Dataset excerpts
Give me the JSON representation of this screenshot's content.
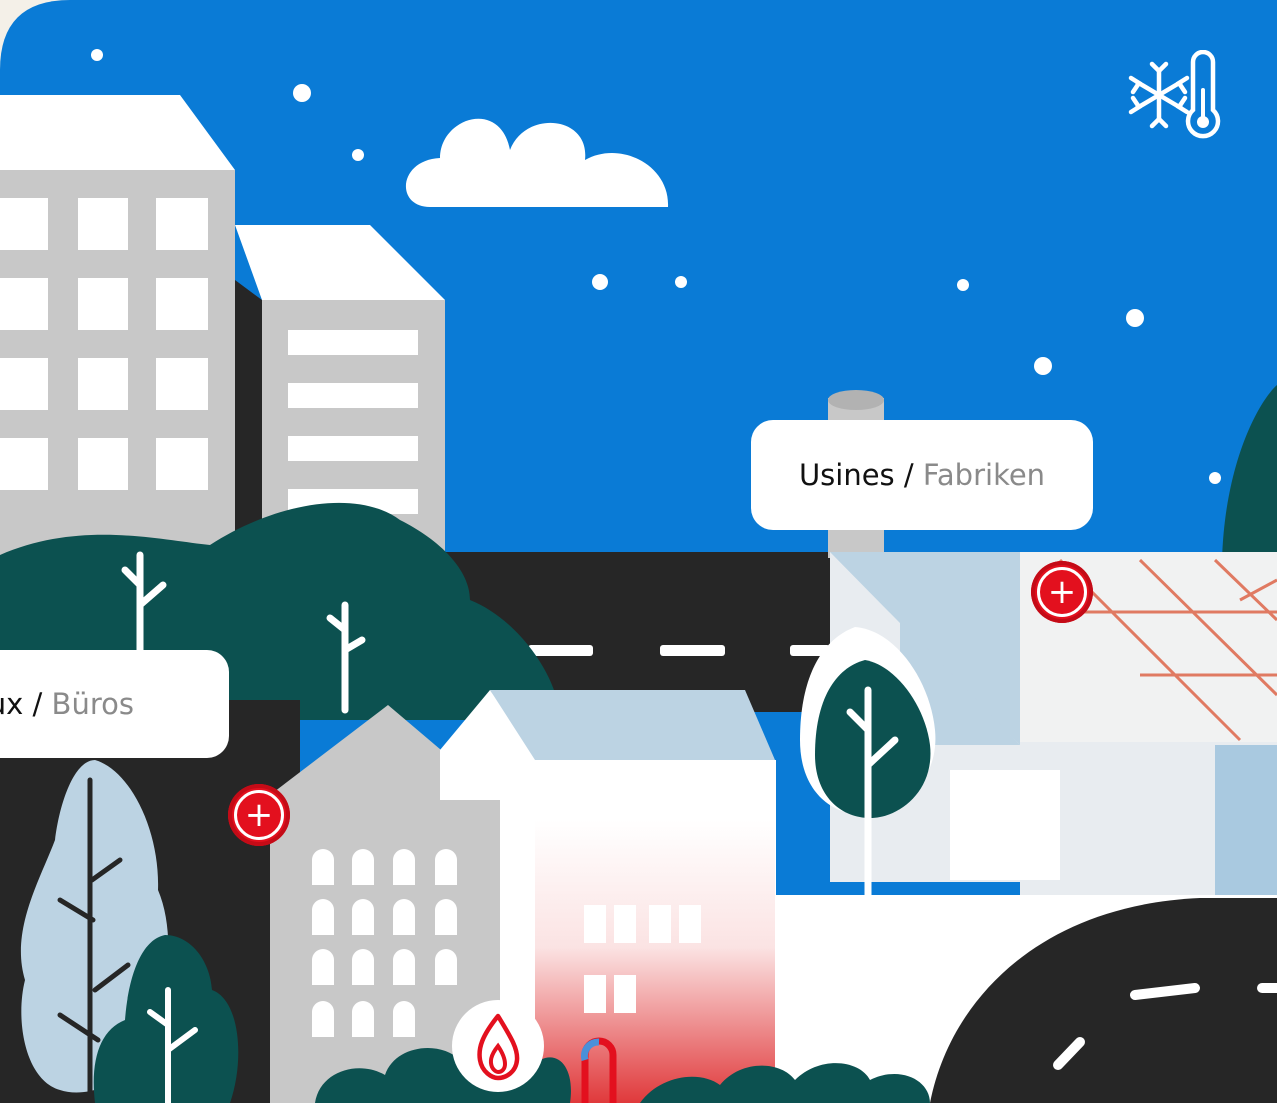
{
  "labels": {
    "factories": {
      "fr": "Usines",
      "separator": " / ",
      "de": "Fabriken"
    },
    "offices": {
      "fr": "aux",
      "separator": " / ",
      "de": "Büros"
    }
  },
  "icons": {
    "climate": "snowflake-thermometer-icon",
    "heat": "flame-icon",
    "hotspot": "plus-icon"
  },
  "hotspots": {
    "plus_symbol": "+"
  },
  "colors": {
    "sky": "#0a7bd6",
    "road": "#262626",
    "tree_dark": "#0c5150",
    "accent_red": "#e3101e",
    "building_gray": "#c8c8c8",
    "building_light_blue": "#bcd3e3"
  }
}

**Work required:**
Reproduce the records verbatim, omitting all images they contain.

**Exercise output:**
Give me the JSON representation of this screenshot's content.
{
  "labels": {
    "factories": {
      "fr": "Usines",
      "separator": " / ",
      "de": "Fabriken"
    },
    "offices": {
      "fr": "aux",
      "separator": " / ",
      "de": "Büros"
    }
  },
  "icons": {
    "climate": "snowflake-thermometer-icon",
    "heat": "flame-icon",
    "hotspot": "plus-icon"
  },
  "hotspots": {
    "plus_symbol": "+"
  },
  "colors": {
    "sky": "#0a7bd6",
    "road": "#262626",
    "tree_dark": "#0c5150",
    "accent_red": "#e3101e",
    "building_gray": "#c8c8c8",
    "building_light_blue": "#bcd3e3"
  }
}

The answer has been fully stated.